* START THE INPUT *

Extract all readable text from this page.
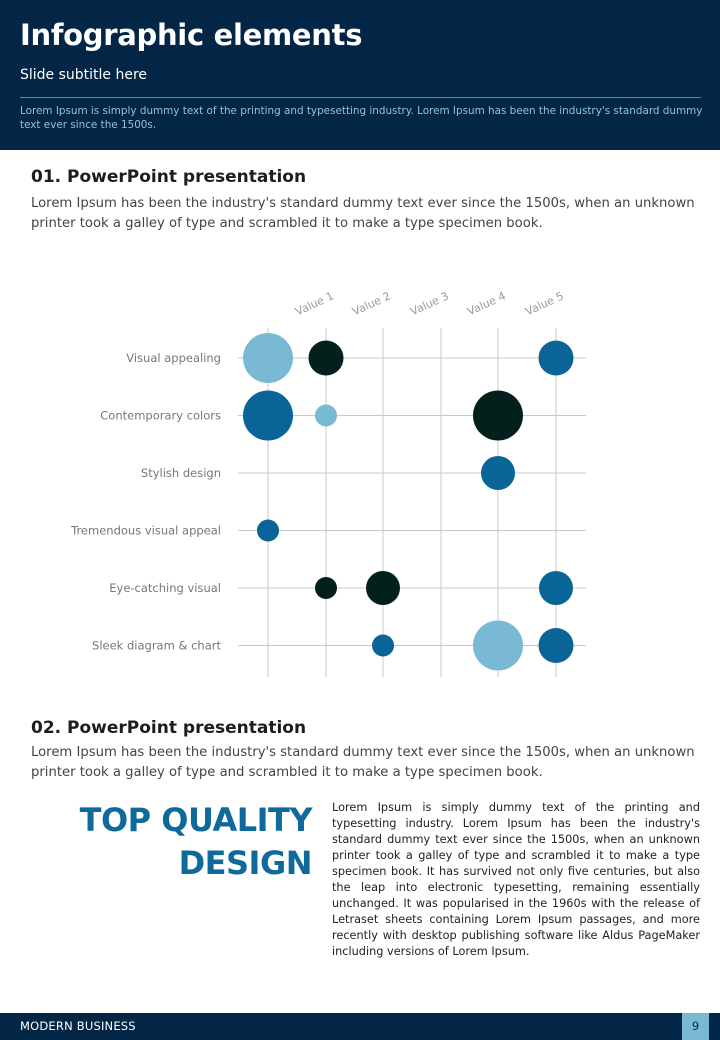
Infographic elements
Slide subtitle here
Lorem Ipsum is simply dummy text of the printing and typesetting industry. Lorem Ipsum has been the industry's standard dummy text ever since the 1500s.
01. PowerPoint presentation
Lorem Ipsum has been the industry's standard dummy text ever since the 1500s, when an unknown printer took a galley of type and scrambled it to make a type specimen book.
Value 1 Value 2 Value 3 Value 4 Value 5
Visual appealing
Contemporary colors
Stylish design
Tremendous visual appeal
Eye-catching visual
Sleek diagram & chart
02. PowerPoint presentation
Lorem Ipsum has been the industry's standard dummy text ever since the 1500s, when an unknown printer took a galley of type and scrambled it to make a type specimen book.
TOP QUALITY
DESIGN
Lorem Ipsum is simply dummy text of the printing and typesetting industry. Lorem Ipsum has been the industry's standard dummy text ever since the 1500s, when an unknown printer took a galley of type and scrambled it to make a type specimen book. It has survived not only five centuries, but also the leap into electronic typesetting, remaining essentially unchanged. It was popularised in the 1960s with the release of Letraset sheets containing Lorem Ipsum passages, and more recently with desktop publishing software like Aldus PageMaker including versions of Lorem Ipsum.
MODERN BUSINESS	9
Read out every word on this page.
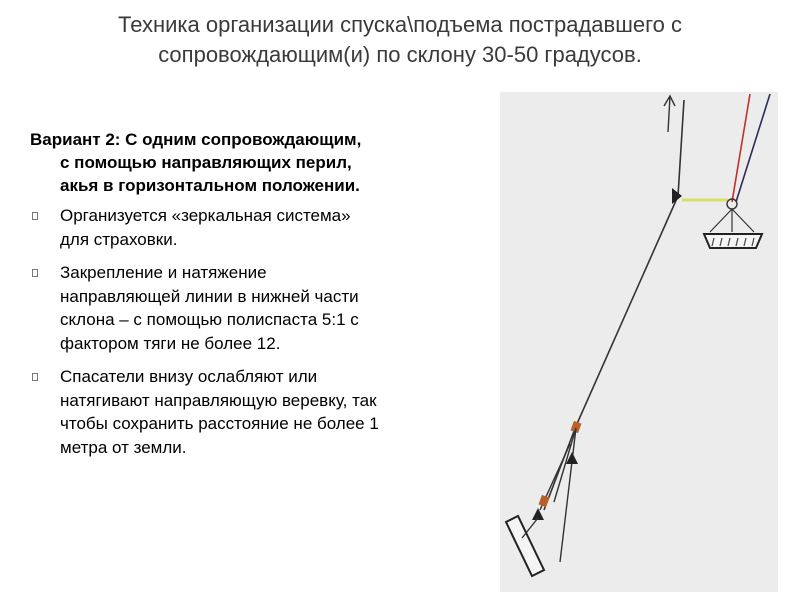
Техника организации спуска\подъема пострадавшего с
сопровождающим(и) по склону 30-50 градусов.
Вариант 2: С одним сопровождающим,
с помощью направляющих перил,
акья в горизонтальном положении.
Организуется «зеркальная система»
для страховки.
Закрепление и натяжение
направляющей линии в нижней части
склона – с помощью полиспаста 5:1 с
фактором тяги не более 12.
Спасатели внизу ослабляют или
натягивают направляющую веревку, так
чтобы сохранить расстояние не более 1
метра от земли.
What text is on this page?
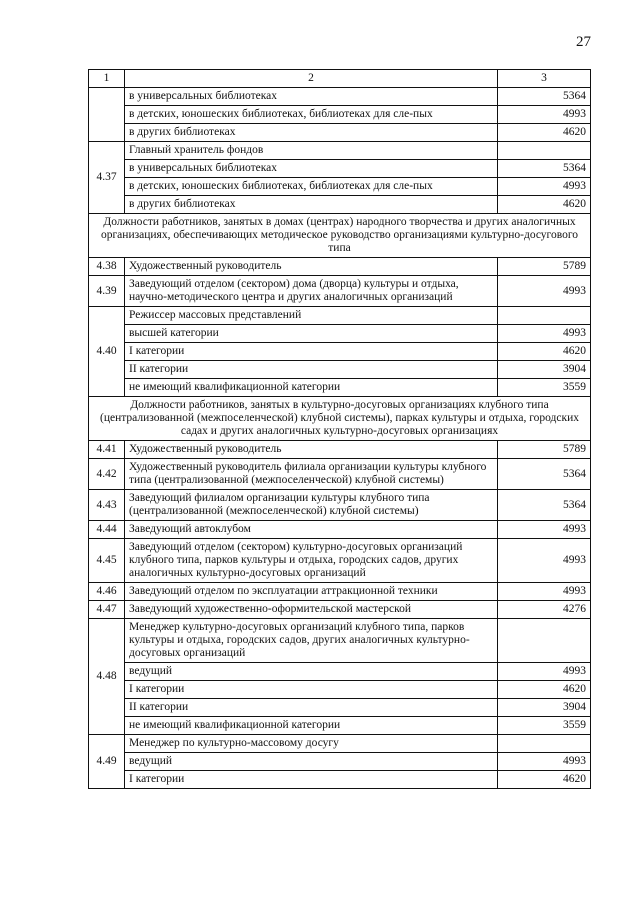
27
1	2	3
	в универсальных библиотеках	5364
	в детских, юношеских библиотеках, библиотеках для сле-пых	4993
	в других библиотеках	4620
4.37	Главный хранитель фондов	
	в универсальных библиотеках	5364
	в детских, юношеских библиотеках, библиотеках для сле-пых	4993
	в других библиотеках	4620
Должности работников, занятых в домах (центрах) народного творчества и других аналогичных организациях, обеспечивающих методическое руководство организациями культурно-досугового типа		
4.38	Художественный руководитель	5789
4.39	Заведующий отделом (сектором) дома (дворца) культуры и отдыха, научно-методического центра и других аналогичных организаций	4993
4.40	Режиссер массовых представлений	
	высшей категории	4993
	I категории	4620
	II категории	3904
	не имеющий квалификационной категории	3559
Должности работников, занятых в культурно-досуговых организациях клубного типа (централизованной (межпоселенческой) клубной системы), парках культуры и отдыха, городских садах и других аналогичных культурно-досуговых организациях		
4.41	Художественный руководитель	5789
4.42	Художественный руководитель филиала организации культуры клубного типа (централизованной (межпоселенческой) клубной системы)	5364
4.43	Заведующий филиалом организации культуры клубного типа (централизованной (межпоселенческой) клубной системы)	5364
4.44	Заведующий автоклубом	4993
4.45	Заведующий отделом (сектором) культурно-досуговых организаций клубного типа, парков культуры и отдыха, городских садов, других аналогичных культурно-досуговых организаций	4993
4.46	Заведующий отделом по эксплуатации аттракционной техники	4993
4.47	Заведующий художественно-оформительской мастерской	4276
4.48	Менеджер культурно-досуговых организаций клубного типа, парков культуры и отдыха, городских садов, других аналогичных культурно-досуговых организаций	
	ведущий	4993
	I категории	4620
	II категории	3904
	не имеющий квалификационной категории	3559
4.49	Менеджер по культурно-массовому досугу	
	ведущий	4993
	I категории	4620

* END THE INPUT *

WHAT IS ASKED:
Write the records above out again exactly, with no pictures in your copy.

SOLVED PROBLEM:
Extract all readable text from this page.
Infographic elements
Slide subtitle here
Lorem Ipsum is simply dummy text of the printing and typesetting industry. Lorem Ipsum has been the industry's standard dummy text ever since the 1500s.
01. PowerPoint presentation
Lorem Ipsum has been the industry's standard dummy text ever since the 1500s, when an unknown printer took a galley of type and scrambled it to make a type specimen book.
Value 1 Value 2 Value 3 Value 4 Value 5
Visual appealing
Contemporary colors
Stylish design
Tremendous visual appeal
Eye-catching visual
Sleek diagram & chart
02. PowerPoint presentation
Lorem Ipsum has been the industry's standard dummy text ever since the 1500s, when an unknown printer took a galley of type and scrambled it to make a type specimen book.
TOP QUALITY
DESIGN
Lorem Ipsum is simply dummy text of the printing and typesetting industry. Lorem Ipsum has been the industry's standard dummy text ever since the 1500s, when an unknown printer took a galley of type and scrambled it to make a type specimen book. It has survived not only five centuries, but also the leap into electronic typesetting, remaining essentially unchanged. It was popularised in the 1960s with the release of Letraset sheets containing Lorem Ipsum passages, and more recently with desktop publishing software like Aldus PageMaker including versions of Lorem Ipsum.
MODERN BUSINESS	9
Read out every word on this page.
Техника организации спуска\подъема пострадавшего с
сопровождающим(и) по склону 30-50 градусов.
Вариант 2: С одним сопровождающим,
с помощью направляющих перил,
акья в горизонтальном положении.
Организуется «зеркальная система»
для страховки.
Закрепление и натяжение
направляющей линии в нижней части
склона – с помощью полиспаста 5:1 с
фактором тяги не более 12.
Спасатели внизу ослабляют или
натягивают направляющую веревку, так
чтобы сохранить расстояние не более 1
метра от земли.
What text is on this page?
27
1	2	3
	в универсальных библиотеках	5364
	в детских, юношеских библиотеках, библиотеках для сле-пых	4993
	в других библиотеках	4620
4.37	Главный хранитель фондов	
	в универсальных библиотеках	5364
	в детских, юношеских библиотеках, библиотеках для сле-пых	4993
	в других библиотеках	4620
Должности работников, занятых в домах (центрах) народного творчества и других аналогичных организациях, обеспечивающих методическое руководство организациями культурно-досугового типа		
4.38	Художественный руководитель	5789
4.39	Заведующий отделом (сектором) дома (дворца) культуры и отдыха, научно-методического центра и других аналогичных организаций	4993
4.40	Режиссер массовых представлений	
	высшей категории	4993
	I категории	4620
	II категории	3904
	не имеющий квалификационной категории	3559
Должности работников, занятых в культурно-досуговых организациях клубного типа (централизованной (межпоселенческой) клубной системы), парках культуры и отдыха, городских садах и других аналогичных культурно-досуговых организациях		
4.41	Художественный руководитель	5789
4.42	Художественный руководитель филиала организации культуры клубного типа (централизованной (межпоселенческой) клубной системы)	5364
4.43	Заведующий филиалом организации культуры клубного типа (централизованной (межпоселенческой) клубной системы)	5364
4.44	Заведующий автоклубом	4993
4.45	Заведующий отделом (сектором) культурно-досуговых организаций клубного типа, парков культуры и отдыха, городских садов, других аналогичных культурно-досуговых организаций	4993
4.46	Заведующий отделом по эксплуатации аттракционной техники	4993
4.47	Заведующий художественно-оформительской мастерской	4276
4.48	Менеджер культурно-досуговых организаций клубного типа, парков культуры и отдыха, городских садов, других аналогичных культурно-досуговых организаций	
	ведущий	4993
	I категории	4620
	II категории	3904
	не имеющий квалификационной категории	3559
4.49	Менеджер по культурно-массовому досугу	
	ведущий	4993
	I категории	4620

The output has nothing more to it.